BEGIN MATERIAL
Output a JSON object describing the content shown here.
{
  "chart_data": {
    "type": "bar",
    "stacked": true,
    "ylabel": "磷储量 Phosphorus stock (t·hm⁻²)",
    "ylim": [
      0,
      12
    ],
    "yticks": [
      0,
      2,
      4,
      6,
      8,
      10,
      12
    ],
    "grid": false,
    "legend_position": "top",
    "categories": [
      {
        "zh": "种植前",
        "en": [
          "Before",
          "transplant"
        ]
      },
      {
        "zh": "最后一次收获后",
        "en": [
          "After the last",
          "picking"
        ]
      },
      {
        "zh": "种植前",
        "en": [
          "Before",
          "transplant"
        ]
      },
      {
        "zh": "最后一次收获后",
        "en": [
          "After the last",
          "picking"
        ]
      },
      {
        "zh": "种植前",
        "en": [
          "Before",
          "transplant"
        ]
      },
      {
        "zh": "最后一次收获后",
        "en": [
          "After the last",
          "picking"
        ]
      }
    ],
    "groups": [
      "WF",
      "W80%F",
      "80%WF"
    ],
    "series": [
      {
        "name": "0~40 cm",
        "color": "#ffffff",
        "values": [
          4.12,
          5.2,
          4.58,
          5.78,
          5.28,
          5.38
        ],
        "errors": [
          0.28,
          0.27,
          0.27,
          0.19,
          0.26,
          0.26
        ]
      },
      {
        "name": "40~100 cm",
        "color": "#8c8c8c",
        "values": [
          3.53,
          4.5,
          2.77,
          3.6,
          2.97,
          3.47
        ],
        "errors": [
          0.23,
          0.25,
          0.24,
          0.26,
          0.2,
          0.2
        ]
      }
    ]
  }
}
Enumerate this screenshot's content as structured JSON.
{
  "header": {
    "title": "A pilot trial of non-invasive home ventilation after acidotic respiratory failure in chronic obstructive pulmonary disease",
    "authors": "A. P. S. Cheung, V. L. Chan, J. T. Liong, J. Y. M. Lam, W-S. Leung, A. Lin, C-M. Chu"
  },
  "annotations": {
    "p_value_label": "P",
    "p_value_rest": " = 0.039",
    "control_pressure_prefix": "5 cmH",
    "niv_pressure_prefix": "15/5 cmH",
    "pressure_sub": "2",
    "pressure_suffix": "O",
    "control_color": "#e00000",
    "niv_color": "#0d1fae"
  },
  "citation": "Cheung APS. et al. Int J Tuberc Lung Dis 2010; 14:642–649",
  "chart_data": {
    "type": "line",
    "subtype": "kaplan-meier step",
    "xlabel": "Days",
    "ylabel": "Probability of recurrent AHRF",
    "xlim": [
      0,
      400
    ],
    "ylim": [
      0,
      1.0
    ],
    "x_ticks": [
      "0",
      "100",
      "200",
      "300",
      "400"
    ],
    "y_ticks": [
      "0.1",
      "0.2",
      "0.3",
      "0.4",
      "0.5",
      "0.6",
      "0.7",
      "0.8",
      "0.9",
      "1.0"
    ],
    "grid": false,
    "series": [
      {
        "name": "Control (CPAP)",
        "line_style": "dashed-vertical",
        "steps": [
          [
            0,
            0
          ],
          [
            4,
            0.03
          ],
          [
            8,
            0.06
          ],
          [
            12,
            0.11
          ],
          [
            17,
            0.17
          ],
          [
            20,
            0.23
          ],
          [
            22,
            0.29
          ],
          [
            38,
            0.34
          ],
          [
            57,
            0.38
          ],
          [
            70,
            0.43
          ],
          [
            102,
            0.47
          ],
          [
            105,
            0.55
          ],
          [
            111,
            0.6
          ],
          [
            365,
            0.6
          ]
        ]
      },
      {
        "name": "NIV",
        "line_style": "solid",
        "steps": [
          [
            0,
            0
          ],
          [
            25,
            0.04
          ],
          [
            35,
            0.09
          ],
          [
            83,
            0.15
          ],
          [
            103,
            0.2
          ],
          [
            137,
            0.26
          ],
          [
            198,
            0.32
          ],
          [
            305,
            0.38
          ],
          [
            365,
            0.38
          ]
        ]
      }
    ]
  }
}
END MATERIAL
EXERCISE PROMPT:
What is the number of lines in these records that contain "content"? Reply with the number only.

RESPONSE:
2